» TEXT:
Location
- 10101 54th Ave N St. Petersburg, Florida 33708 United States

Information
- School type: Private
- Religious affiliations: Christian, Protestant
- Established: 1953
- Founder: Ruth Munce
- Grades: 2K-12
- Colors: Green and white
- Mascot: Crusader
- Website: http://www.keswickchristian.org/

= Keswick Christian School =

Keswick Christian School is a private, pre-Kindergarten-twelfth grade, Christian school in the outlying area of St. Petersburg, Florida. It was founded as Grace Livingston Hill Memorial School in 1953. It had an enrollment of around 650 students in 2007. It has an interdenominational student body, mostly of Protestant background. The campus spans 30 acre, set among tall oak trees reminiscent of its once rural surroundings, and is about half of a mile outside Seminole, Florida, whose city council annexed the school into its city limits in 2000. The school is accredited by the Association of Christian Schools International and the Southern Association of Colleges and Schools.

» Labeled box records:

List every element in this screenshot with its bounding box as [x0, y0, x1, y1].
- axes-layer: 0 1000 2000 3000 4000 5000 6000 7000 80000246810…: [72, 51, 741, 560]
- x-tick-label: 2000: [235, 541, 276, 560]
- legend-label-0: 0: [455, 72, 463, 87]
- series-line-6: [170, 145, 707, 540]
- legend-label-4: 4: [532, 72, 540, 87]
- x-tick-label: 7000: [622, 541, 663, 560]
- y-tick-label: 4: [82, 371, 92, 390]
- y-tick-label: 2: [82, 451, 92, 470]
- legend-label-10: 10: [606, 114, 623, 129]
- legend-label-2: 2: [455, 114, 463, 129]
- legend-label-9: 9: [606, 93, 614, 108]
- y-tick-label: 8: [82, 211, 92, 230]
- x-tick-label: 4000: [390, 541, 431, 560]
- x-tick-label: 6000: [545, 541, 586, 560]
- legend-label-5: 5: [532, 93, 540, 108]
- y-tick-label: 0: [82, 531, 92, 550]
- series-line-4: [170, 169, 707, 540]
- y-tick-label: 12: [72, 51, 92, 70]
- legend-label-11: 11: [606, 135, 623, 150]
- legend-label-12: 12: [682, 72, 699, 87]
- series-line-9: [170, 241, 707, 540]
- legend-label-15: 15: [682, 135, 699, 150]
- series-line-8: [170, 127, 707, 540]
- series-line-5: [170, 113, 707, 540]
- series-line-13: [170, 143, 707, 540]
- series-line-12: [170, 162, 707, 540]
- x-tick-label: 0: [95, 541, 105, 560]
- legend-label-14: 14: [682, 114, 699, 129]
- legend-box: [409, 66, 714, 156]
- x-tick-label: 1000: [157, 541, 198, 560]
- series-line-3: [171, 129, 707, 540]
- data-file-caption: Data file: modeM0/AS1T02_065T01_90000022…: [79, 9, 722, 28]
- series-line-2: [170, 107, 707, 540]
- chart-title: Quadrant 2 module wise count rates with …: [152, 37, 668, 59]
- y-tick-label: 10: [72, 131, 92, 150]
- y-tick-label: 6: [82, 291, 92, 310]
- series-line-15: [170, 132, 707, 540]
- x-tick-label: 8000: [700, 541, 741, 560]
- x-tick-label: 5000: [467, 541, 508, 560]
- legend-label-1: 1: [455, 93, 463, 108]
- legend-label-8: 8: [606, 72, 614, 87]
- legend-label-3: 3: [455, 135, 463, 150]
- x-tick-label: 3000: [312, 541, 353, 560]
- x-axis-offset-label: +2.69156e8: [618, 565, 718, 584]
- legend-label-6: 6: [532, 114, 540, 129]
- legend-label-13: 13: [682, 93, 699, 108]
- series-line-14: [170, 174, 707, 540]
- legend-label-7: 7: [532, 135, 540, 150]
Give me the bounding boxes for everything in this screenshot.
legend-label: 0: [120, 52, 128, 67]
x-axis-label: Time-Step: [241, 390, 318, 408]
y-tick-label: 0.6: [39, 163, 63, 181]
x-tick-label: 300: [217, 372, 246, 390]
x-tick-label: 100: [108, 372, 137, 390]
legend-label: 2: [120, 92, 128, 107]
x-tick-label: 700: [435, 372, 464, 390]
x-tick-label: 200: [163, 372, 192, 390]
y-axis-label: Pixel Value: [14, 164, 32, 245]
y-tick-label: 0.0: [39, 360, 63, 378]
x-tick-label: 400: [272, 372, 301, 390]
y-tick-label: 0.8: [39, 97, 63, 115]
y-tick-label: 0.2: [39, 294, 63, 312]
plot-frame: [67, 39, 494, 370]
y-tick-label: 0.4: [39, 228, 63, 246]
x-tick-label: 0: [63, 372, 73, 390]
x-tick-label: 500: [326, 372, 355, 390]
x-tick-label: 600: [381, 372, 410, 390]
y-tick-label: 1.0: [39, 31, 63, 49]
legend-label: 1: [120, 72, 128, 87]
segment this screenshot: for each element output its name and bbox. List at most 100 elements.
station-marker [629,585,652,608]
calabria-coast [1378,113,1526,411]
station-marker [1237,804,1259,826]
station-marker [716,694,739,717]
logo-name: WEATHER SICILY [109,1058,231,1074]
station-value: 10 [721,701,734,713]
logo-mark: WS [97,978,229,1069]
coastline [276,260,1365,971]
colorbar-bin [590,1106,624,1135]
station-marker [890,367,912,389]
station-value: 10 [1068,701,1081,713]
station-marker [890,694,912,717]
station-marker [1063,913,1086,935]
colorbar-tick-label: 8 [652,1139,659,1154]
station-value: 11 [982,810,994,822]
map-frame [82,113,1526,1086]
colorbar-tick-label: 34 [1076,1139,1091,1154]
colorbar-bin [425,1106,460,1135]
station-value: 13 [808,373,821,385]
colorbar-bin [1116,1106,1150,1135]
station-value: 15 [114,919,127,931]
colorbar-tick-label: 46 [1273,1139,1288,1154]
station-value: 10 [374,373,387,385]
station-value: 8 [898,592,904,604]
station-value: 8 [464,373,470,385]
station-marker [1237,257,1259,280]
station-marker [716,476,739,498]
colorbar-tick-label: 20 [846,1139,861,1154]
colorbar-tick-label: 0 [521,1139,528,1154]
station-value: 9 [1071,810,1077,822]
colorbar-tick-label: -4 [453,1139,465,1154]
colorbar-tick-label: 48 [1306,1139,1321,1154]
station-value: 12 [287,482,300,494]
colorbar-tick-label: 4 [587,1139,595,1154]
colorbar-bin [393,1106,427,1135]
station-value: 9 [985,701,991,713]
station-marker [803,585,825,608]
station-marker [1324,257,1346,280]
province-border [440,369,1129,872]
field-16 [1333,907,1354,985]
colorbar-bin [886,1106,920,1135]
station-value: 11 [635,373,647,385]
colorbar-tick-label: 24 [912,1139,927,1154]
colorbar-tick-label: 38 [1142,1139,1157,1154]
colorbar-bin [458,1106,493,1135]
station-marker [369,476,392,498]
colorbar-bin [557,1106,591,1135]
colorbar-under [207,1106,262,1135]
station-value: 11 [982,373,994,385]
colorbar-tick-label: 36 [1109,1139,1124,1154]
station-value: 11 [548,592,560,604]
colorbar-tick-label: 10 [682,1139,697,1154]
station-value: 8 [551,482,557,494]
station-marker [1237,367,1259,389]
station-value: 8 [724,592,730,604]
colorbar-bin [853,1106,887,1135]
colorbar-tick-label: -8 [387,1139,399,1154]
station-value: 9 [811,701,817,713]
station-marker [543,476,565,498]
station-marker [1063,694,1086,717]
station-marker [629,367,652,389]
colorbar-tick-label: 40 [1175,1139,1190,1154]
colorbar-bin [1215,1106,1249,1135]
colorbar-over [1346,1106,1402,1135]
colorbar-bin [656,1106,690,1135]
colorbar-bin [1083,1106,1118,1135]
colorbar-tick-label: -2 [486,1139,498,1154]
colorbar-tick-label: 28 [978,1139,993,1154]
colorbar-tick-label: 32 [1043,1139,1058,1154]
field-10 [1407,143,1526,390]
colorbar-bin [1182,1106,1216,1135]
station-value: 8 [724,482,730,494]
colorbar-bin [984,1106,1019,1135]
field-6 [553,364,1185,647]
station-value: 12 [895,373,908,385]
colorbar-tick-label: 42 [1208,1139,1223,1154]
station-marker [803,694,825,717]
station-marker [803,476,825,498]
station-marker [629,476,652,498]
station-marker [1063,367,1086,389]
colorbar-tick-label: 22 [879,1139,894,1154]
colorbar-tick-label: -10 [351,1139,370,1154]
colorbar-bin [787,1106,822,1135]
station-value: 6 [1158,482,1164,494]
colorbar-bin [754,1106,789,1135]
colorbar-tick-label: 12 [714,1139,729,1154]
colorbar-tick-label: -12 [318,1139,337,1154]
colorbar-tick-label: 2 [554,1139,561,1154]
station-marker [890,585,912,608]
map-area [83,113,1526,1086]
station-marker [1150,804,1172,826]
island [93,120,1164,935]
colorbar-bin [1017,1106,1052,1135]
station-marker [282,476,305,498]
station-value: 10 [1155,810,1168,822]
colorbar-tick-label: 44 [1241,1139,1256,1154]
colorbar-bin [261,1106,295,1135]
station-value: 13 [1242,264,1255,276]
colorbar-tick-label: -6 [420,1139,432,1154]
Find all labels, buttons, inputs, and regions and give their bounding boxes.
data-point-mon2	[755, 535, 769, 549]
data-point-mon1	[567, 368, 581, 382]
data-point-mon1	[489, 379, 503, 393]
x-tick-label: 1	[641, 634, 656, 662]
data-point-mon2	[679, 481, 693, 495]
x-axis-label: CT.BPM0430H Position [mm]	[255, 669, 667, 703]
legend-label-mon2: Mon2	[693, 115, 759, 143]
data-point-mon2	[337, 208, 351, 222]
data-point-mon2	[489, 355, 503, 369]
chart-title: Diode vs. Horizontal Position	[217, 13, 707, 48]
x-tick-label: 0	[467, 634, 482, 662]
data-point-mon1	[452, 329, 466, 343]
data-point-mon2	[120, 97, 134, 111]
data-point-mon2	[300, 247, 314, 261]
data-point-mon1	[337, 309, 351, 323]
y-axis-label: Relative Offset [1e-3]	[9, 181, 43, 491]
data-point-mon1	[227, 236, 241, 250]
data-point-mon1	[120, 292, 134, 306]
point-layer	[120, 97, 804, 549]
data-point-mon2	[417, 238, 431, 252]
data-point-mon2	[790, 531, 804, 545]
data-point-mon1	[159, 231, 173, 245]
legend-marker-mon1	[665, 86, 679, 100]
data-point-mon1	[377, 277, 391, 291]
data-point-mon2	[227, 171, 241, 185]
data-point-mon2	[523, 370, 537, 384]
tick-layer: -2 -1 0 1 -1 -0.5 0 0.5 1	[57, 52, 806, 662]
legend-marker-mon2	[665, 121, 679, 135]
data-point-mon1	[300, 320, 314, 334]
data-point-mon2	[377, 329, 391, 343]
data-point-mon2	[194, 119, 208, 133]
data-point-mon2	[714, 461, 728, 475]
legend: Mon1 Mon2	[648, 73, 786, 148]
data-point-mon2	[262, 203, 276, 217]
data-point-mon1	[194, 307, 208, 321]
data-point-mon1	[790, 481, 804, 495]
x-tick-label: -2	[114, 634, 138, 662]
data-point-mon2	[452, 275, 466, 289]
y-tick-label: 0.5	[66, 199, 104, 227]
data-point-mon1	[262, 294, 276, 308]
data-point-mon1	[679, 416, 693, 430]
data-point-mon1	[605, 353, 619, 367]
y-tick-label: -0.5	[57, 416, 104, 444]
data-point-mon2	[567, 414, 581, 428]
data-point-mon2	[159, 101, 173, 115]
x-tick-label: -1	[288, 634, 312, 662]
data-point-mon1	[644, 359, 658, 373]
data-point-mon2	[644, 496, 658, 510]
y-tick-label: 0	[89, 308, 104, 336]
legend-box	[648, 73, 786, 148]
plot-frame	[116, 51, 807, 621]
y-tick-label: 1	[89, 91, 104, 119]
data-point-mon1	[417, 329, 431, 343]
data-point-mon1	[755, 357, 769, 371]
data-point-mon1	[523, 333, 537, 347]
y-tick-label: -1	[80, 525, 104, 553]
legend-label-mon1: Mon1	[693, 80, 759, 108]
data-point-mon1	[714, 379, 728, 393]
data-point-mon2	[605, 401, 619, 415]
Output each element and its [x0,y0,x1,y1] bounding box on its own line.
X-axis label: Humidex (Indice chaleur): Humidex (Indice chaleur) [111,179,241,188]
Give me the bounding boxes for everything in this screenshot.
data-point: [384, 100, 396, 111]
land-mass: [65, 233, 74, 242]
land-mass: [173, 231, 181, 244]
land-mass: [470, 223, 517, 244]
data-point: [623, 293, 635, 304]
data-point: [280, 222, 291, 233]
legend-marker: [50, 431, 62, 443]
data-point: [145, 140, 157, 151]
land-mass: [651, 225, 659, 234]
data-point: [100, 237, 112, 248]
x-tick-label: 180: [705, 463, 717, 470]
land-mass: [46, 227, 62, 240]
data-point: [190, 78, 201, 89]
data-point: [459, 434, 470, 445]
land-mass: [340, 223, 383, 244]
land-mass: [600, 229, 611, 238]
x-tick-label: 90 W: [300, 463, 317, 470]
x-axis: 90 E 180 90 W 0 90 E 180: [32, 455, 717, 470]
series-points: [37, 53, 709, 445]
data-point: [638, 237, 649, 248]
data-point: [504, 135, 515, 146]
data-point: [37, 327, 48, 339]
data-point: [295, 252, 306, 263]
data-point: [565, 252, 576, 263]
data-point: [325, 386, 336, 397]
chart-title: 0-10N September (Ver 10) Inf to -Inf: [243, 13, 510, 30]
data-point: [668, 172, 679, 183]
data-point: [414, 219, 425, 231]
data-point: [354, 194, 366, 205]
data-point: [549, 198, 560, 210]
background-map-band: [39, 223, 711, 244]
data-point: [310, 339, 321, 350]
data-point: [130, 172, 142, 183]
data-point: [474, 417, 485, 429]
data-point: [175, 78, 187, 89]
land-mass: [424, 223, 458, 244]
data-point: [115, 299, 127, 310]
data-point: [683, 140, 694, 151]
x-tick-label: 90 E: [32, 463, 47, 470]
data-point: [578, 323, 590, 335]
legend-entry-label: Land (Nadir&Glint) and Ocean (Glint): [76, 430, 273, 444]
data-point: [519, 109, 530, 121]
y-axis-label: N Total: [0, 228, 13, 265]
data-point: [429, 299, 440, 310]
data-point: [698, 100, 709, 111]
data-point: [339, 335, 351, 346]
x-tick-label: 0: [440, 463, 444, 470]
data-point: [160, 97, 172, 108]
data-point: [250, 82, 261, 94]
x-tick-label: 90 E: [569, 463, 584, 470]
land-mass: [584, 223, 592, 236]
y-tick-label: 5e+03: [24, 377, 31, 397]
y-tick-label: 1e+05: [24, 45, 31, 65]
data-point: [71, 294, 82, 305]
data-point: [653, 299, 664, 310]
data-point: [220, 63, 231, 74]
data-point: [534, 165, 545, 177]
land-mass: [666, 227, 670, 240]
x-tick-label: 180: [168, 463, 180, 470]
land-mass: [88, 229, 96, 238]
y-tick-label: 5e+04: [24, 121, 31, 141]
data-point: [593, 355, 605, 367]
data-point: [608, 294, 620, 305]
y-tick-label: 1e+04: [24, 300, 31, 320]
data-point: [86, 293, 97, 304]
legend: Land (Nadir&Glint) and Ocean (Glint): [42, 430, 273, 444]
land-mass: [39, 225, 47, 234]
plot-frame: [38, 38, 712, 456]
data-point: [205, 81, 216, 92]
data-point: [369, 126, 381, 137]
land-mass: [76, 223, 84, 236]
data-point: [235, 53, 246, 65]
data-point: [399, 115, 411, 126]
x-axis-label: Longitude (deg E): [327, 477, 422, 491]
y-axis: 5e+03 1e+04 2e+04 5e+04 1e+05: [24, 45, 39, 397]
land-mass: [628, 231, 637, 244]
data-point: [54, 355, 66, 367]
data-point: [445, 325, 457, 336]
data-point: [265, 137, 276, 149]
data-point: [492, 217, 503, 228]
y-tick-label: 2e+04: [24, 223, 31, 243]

» PROBLEMS TO SOLVE:
A. List every field label that appears under the "Information" heading of the Keswick Christian School text.
B. Using the Keswick Christian School text, decide whether each statement agrees with it: (i) The school originally bore the name Grace Livingston Hill Memorial School. (ii) The campus covers 50 acres. (iii) Seminole's city council brought the school within its city limits in 2000.
C. Render this sentence from the Keswick Christian School text in Spanish: "It has an interdenominational student body, mostly of Protestant background."

» CORRECT ANSWERS:
A. School type, Religious affiliations, Established, Founder, Grades, Colors, Mascot, Website

B.
(i) Yes: "It was founded as Grace Livingston Hill Memorial School in 1953."
(ii) No: "The campus spans 30 acre"
(iii) Yes: "whose city council annexed the school into its city limits in 2000."

C. Tiene un alumnado interconfesional, mayoritariamente de origen protestante.